-- Start THE INPUT --

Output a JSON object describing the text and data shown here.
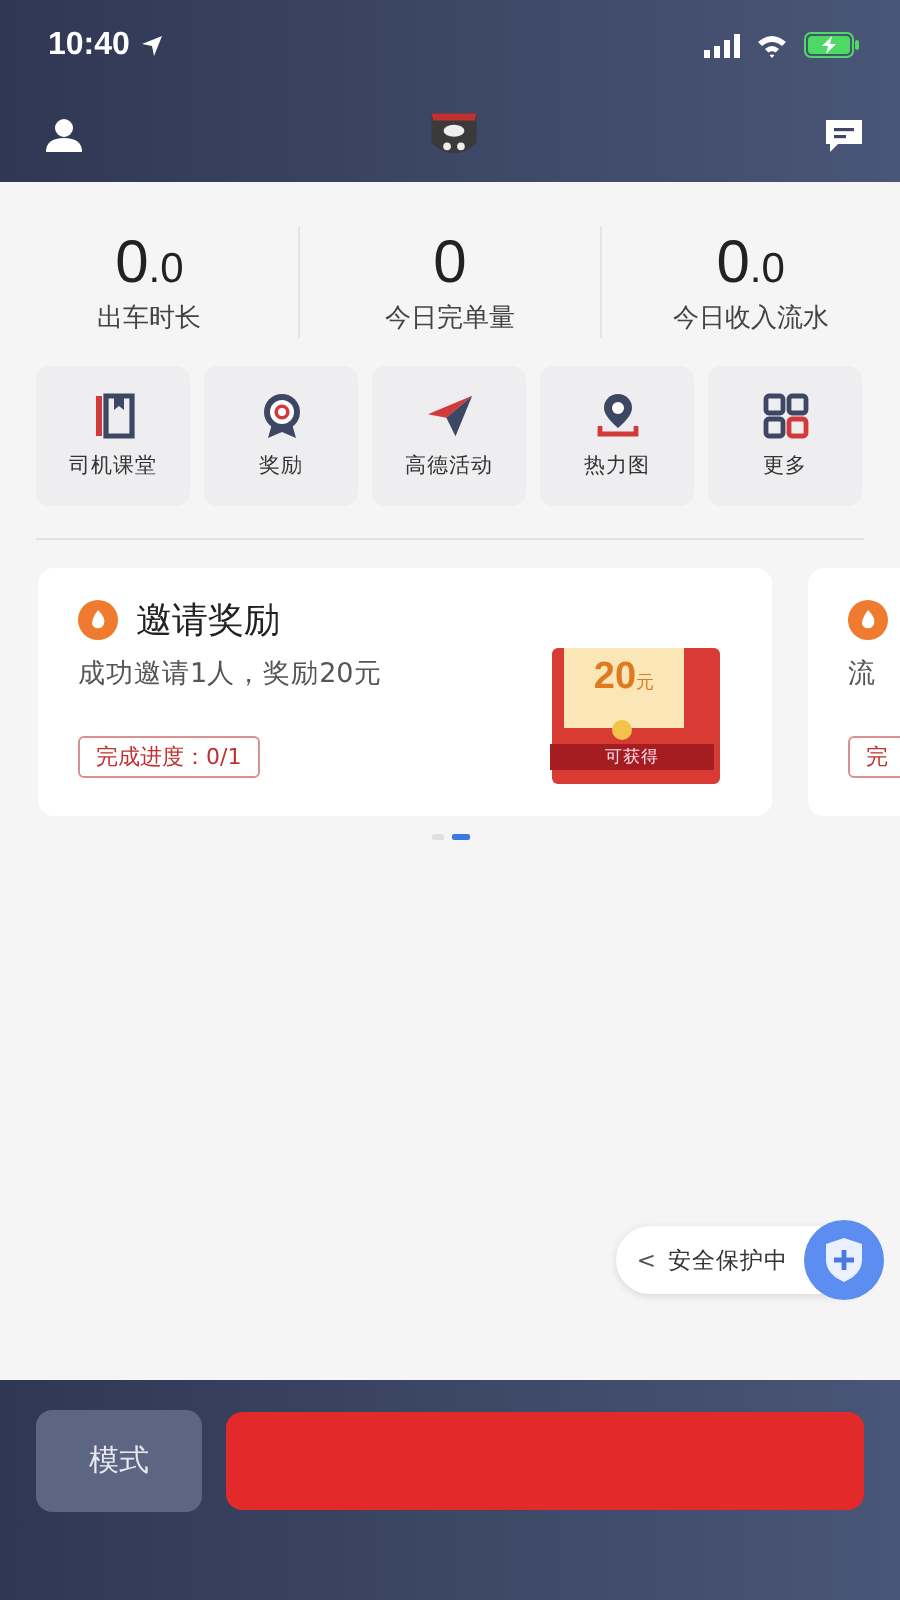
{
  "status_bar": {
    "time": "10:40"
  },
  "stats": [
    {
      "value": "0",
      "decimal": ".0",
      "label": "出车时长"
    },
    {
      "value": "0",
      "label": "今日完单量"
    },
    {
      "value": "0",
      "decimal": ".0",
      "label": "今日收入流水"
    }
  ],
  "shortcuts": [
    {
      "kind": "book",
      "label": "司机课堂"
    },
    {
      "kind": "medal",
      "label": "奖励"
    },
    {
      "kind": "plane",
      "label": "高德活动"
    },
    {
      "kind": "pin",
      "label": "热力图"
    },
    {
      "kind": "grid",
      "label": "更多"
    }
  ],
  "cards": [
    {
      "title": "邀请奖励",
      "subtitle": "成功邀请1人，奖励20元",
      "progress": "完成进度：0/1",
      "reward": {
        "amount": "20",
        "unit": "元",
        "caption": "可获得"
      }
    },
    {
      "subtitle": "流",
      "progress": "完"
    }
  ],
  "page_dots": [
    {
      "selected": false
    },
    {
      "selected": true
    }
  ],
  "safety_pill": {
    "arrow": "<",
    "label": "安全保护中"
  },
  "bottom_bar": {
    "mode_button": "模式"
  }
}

-- End THE INPUT --

◆ **INSTRUCTIONS TO FOLLOW**:
Output the data exactly. Pictures don't belong in the result.

◆ **TASK OUTPUT**:
Output a JSON object describing the text and data shown here.
{
  "status_bar": {
    "time": "10:40"
  },
  "stats": [
    {
      "value": "0",
      "decimal": ".0",
      "label": "出车时长"
    },
    {
      "value": "0",
      "label": "今日完单量"
    },
    {
      "value": "0",
      "decimal": ".0",
      "label": "今日收入流水"
    }
  ],
  "shortcuts": [
    {
      "kind": "book",
      "label": "司机课堂"
    },
    {
      "kind": "medal",
      "label": "奖励"
    },
    {
      "kind": "plane",
      "label": "高德活动"
    },
    {
      "kind": "pin",
      "label": "热力图"
    },
    {
      "kind": "grid",
      "label": "更多"
    }
  ],
  "cards": [
    {
      "title": "邀请奖励",
      "subtitle": "成功邀请1人，奖励20元",
      "progress": "完成进度：0/1",
      "reward": {
        "amount": "20",
        "unit": "元",
        "caption": "可获得"
      }
    },
    {
      "subtitle": "流",
      "progress": "完"
    }
  ],
  "page_dots": [
    {
      "selected": false
    },
    {
      "selected": true
    }
  ],
  "safety_pill": {
    "arrow": "<",
    "label": "安全保护中"
  },
  "bottom_bar": {
    "mode_button": "模式"
  }
}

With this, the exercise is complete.